## Exercise goal:
The records below must be duplicated exactly, character for character.

****

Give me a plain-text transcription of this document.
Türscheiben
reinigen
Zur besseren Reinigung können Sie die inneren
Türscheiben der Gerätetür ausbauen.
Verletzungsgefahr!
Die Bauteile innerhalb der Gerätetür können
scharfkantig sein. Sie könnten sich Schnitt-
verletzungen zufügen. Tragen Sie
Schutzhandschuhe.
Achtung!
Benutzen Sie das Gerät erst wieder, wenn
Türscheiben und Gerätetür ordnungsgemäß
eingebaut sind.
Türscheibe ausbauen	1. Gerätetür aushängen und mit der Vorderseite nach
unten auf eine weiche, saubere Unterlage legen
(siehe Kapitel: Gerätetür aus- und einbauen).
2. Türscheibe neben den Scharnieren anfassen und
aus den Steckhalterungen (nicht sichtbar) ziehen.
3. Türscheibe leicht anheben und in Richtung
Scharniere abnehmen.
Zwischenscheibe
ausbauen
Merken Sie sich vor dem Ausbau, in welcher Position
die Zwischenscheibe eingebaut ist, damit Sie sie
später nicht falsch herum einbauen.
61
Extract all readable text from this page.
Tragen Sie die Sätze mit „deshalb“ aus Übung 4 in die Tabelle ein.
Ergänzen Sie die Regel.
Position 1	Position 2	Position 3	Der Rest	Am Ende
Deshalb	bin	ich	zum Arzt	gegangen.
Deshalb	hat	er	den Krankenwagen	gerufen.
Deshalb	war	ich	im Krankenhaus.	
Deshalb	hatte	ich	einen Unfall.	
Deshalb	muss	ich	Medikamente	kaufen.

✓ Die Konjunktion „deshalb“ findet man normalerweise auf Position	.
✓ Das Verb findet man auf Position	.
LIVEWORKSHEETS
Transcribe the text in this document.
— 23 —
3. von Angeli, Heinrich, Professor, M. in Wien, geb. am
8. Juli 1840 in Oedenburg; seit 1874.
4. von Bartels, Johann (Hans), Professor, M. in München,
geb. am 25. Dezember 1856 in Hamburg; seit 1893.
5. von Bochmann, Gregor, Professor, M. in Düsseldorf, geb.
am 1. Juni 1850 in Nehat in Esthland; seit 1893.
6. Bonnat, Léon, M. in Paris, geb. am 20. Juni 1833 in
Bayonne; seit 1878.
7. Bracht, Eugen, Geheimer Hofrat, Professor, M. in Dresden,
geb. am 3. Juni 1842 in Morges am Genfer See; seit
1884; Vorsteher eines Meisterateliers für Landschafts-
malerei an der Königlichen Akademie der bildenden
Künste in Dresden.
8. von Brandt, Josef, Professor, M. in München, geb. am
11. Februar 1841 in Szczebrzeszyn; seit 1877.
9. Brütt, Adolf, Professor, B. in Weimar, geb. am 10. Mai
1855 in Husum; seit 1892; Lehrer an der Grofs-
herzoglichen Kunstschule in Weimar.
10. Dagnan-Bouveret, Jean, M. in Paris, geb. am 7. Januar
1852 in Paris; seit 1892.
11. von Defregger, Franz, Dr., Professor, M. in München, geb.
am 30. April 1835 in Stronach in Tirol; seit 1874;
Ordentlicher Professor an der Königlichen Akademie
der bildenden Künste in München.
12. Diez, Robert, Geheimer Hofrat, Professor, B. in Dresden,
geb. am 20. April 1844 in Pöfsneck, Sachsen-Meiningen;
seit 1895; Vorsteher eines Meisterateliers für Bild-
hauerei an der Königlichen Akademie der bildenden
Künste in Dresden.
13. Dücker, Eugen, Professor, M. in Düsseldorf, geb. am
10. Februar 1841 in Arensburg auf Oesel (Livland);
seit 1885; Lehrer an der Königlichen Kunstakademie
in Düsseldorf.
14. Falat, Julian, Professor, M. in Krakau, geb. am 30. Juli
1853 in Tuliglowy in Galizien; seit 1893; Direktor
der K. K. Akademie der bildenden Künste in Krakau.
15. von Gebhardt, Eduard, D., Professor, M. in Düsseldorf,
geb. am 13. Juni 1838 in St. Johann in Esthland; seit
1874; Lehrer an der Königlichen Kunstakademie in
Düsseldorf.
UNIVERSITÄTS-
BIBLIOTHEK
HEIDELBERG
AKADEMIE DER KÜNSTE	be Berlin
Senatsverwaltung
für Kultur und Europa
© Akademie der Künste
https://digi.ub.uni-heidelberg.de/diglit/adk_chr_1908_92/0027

****

## Exercise solution:
Give me a plain-text transcription of this document.
Türscheiben
reinigen
Zur besseren Reinigung können Sie die inneren
Türscheiben der Gerätetür ausbauen.
Verletzungsgefahr!
Die Bauteile innerhalb der Gerätetür können
scharfkantig sein. Sie könnten sich Schnitt-
verletzungen zufügen. Tragen Sie
Schutzhandschuhe.
Achtung!
Benutzen Sie das Gerät erst wieder, wenn
Türscheiben und Gerätetür ordnungsgemäß
eingebaut sind.
Türscheibe ausbauen	1. Gerätetür aushängen und mit der Vorderseite nach
unten auf eine weiche, saubere Unterlage legen
(siehe Kapitel: Gerätetür aus- und einbauen).
2. Türscheibe neben den Scharnieren anfassen und
aus den Steckhalterungen (nicht sichtbar) ziehen.
3. Türscheibe leicht anheben und in Richtung
Scharniere abnehmen.
Zwischenscheibe
ausbauen
Merken Sie sich vor dem Ausbau, in welcher Position
die Zwischenscheibe eingebaut ist, damit Sie sie
später nicht falsch herum einbauen.
61
Extract all readable text from this page.
Tragen Sie die Sätze mit „deshalb“ aus Übung 4 in die Tabelle ein.
Ergänzen Sie die Regel.
Position 1	Position 2	Position 3	Der Rest	Am Ende
Deshalb	bin	ich	zum Arzt	gegangen.
Deshalb	hat	er	den Krankenwagen	gerufen.
Deshalb	war	ich	im Krankenhaus.	
Deshalb	hatte	ich	einen Unfall.	
Deshalb	muss	ich	Medikamente	kaufen.

✓ Die Konjunktion „deshalb“ findet man normalerweise auf Position	.
✓ Das Verb findet man auf Position	.
LIVEWORKSHEETS
Transcribe the text in this document.
— 23 —
3. von Angeli, Heinrich, Professor, M. in Wien, geb. am
8. Juli 1840 in Oedenburg; seit 1874.
4. von Bartels, Johann (Hans), Professor, M. in München,
geb. am 25. Dezember 1856 in Hamburg; seit 1893.
5. von Bochmann, Gregor, Professor, M. in Düsseldorf, geb.
am 1. Juni 1850 in Nehat in Esthland; seit 1893.
6. Bonnat, Léon, M. in Paris, geb. am 20. Juni 1833 in
Bayonne; seit 1878.
7. Bracht, Eugen, Geheimer Hofrat, Professor, M. in Dresden,
geb. am 3. Juni 1842 in Morges am Genfer See; seit
1884; Vorsteher eines Meisterateliers für Landschafts-
malerei an der Königlichen Akademie der bildenden
Künste in Dresden.
8. von Brandt, Josef, Professor, M. in München, geb. am
11. Februar 1841 in Szczebrzeszyn; seit 1877.
9. Brütt, Adolf, Professor, B. in Weimar, geb. am 10. Mai
1855 in Husum; seit 1892; Lehrer an der Grofs-
herzoglichen Kunstschule in Weimar.
10. Dagnan-Bouveret, Jean, M. in Paris, geb. am 7. Januar
1852 in Paris; seit 1892.
11. von Defregger, Franz, Dr., Professor, M. in München, geb.
am 30. April 1835 in Stronach in Tirol; seit 1874;
Ordentlicher Professor an der Königlichen Akademie
der bildenden Künste in München.
12. Diez, Robert, Geheimer Hofrat, Professor, B. in Dresden,
geb. am 20. April 1844 in Pöfsneck, Sachsen-Meiningen;
seit 1895; Vorsteher eines Meisterateliers für Bild-
hauerei an der Königlichen Akademie der bildenden
Künste in Dresden.
13. Dücker, Eugen, Professor, M. in Düsseldorf, geb. am
10. Februar 1841 in Arensburg auf Oesel (Livland);
seit 1885; Lehrer an der Königlichen Kunstakademie
in Düsseldorf.
14. Falat, Julian, Professor, M. in Krakau, geb. am 30. Juli
1853 in Tuliglowy in Galizien; seit 1893; Direktor
der K. K. Akademie der bildenden Künste in Krakau.
15. von Gebhardt, Eduard, D., Professor, M. in Düsseldorf,
geb. am 13. Juni 1838 in St. Johann in Esthland; seit
1874; Lehrer an der Königlichen Kunstakademie in
Düsseldorf.
UNIVERSITÄTS-
BIBLIOTHEK
HEIDELBERG
AKADEMIE DER KÜNSTE	be Berlin
Senatsverwaltung
für Kultur und Europa
© Akademie der Künste
https://digi.ub.uni-heidelberg.de/diglit/adk_chr_1908_92/0027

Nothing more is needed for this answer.